● **What this task involves**
Answer these questions from the title and affiliations below:
1. Which hydrogen isotope does the title name?
2. Which department of the University of Regina is listed?
3. Which institute of Kyoto University is listed?

● **Selected passage**
+ + + +

Structure of superheavy hydrogen 7H
IGFAE – U. de Santiago de Compostela, E–15782 Santiago de Compostela, Spain.
2 GANIL, CEA/DSM – CNRS/IN2P3, BP 55027, F–14076 Caen Cedex 5, France.
3 U. de Sevilla, E–41080 Sevilla, Spain.
4 Department of Physics, University of Regina, Regina, SK S4S 0A2, Canada.
5 KVI–CART, U. of Groningen, NL–9747 AA, Groningen, The Netherlands.
6 Instituut voor Kernen Stralingsfysica, KU Leuven, B–3001 Leuven, Belgium.
7 LPC de Caen, U. de Caen Basse–Normandie – ENSICAEN – CNRS/IN2P3, F–14050 Caen Cedex, France.
8 Yukawa Institute for Theoretical Physics, Kyoto University, 6068502 Kyoto, Japan.
9 IPN Orsay, U. Paris Sud, IN2P3 – CNRS, F–91406 Orsay Cedex, France.

+ + + +

● **Extracted material**
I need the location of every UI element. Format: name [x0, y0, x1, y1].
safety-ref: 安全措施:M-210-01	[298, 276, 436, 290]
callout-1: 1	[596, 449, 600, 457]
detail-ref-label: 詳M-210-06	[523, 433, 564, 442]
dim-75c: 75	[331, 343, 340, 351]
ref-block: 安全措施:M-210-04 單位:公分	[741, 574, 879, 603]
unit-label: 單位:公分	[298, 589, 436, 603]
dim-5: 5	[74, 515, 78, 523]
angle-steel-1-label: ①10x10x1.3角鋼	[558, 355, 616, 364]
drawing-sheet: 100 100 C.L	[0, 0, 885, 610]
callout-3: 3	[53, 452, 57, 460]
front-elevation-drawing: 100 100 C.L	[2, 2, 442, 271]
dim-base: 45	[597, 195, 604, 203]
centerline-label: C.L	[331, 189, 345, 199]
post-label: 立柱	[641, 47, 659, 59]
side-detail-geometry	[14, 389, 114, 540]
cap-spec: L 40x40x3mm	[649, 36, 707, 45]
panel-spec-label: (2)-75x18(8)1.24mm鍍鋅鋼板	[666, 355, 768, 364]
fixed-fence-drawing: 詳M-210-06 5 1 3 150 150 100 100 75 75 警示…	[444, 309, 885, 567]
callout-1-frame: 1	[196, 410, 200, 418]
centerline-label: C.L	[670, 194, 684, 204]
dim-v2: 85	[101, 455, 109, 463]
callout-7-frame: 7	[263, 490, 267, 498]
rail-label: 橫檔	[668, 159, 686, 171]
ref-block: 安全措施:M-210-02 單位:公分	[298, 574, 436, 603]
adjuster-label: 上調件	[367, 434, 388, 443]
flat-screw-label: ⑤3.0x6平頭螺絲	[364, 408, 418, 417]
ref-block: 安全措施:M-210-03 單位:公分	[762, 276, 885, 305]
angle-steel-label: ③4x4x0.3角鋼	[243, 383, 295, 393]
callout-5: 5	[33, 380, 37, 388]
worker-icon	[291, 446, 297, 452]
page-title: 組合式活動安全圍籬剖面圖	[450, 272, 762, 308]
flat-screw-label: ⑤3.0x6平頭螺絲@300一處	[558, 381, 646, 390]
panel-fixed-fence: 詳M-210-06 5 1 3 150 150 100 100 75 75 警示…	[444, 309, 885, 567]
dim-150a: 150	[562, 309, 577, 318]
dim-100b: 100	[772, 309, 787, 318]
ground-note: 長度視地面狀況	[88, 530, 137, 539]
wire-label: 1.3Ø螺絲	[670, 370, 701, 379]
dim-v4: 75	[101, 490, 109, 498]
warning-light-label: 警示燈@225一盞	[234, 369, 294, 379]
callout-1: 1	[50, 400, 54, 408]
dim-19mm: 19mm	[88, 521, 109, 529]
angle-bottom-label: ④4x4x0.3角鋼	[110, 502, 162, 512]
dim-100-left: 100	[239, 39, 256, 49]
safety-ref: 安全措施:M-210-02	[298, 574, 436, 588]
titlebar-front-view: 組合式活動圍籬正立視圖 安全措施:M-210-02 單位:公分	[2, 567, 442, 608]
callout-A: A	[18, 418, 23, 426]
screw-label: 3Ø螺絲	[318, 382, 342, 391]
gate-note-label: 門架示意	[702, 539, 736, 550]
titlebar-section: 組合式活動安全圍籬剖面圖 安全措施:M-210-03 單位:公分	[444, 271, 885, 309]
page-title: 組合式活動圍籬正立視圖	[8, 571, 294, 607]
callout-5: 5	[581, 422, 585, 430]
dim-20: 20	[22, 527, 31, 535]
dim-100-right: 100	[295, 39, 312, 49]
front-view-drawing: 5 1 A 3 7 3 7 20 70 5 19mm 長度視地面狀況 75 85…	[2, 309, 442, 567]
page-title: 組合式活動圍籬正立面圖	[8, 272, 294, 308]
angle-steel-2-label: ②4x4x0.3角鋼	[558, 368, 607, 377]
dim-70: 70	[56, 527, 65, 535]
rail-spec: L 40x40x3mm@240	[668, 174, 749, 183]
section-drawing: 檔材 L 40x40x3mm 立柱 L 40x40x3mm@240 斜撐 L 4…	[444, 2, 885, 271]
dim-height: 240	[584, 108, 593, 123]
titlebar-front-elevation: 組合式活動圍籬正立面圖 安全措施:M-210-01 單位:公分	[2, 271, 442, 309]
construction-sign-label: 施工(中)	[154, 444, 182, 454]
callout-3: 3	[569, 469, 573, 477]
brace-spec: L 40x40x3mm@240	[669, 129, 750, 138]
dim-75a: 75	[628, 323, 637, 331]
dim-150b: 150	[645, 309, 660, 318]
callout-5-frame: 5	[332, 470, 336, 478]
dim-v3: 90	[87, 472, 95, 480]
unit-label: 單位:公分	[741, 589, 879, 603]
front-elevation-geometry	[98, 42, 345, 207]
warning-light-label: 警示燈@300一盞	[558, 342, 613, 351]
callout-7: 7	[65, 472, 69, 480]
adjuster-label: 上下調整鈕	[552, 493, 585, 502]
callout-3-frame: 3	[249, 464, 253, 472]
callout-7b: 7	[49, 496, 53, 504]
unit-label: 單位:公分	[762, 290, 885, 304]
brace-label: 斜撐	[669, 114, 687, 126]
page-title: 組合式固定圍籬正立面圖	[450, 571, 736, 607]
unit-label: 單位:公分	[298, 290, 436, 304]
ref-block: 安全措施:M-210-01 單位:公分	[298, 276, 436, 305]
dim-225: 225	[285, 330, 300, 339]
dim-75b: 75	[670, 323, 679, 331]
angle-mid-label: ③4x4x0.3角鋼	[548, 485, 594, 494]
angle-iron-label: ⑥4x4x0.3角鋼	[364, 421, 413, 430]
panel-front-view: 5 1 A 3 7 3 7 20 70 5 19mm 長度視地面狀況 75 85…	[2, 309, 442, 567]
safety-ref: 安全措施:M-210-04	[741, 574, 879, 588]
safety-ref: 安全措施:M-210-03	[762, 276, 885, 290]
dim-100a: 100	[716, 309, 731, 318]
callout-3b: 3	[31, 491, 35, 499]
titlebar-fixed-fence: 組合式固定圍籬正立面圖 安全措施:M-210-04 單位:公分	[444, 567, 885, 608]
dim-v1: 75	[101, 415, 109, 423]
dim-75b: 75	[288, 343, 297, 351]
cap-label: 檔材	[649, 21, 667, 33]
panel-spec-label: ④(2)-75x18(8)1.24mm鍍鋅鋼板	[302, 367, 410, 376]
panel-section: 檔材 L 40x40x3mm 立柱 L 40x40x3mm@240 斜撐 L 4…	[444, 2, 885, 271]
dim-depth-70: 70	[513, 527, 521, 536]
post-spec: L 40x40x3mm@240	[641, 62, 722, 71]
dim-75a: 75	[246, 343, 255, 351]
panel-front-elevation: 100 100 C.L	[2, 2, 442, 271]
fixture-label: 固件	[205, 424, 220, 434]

+ + + +

● **Solution for this task**
1. 7H, superheavy hydrogen
2. The Department of Physics
3. The Yukawa Institute for Theoretical Physics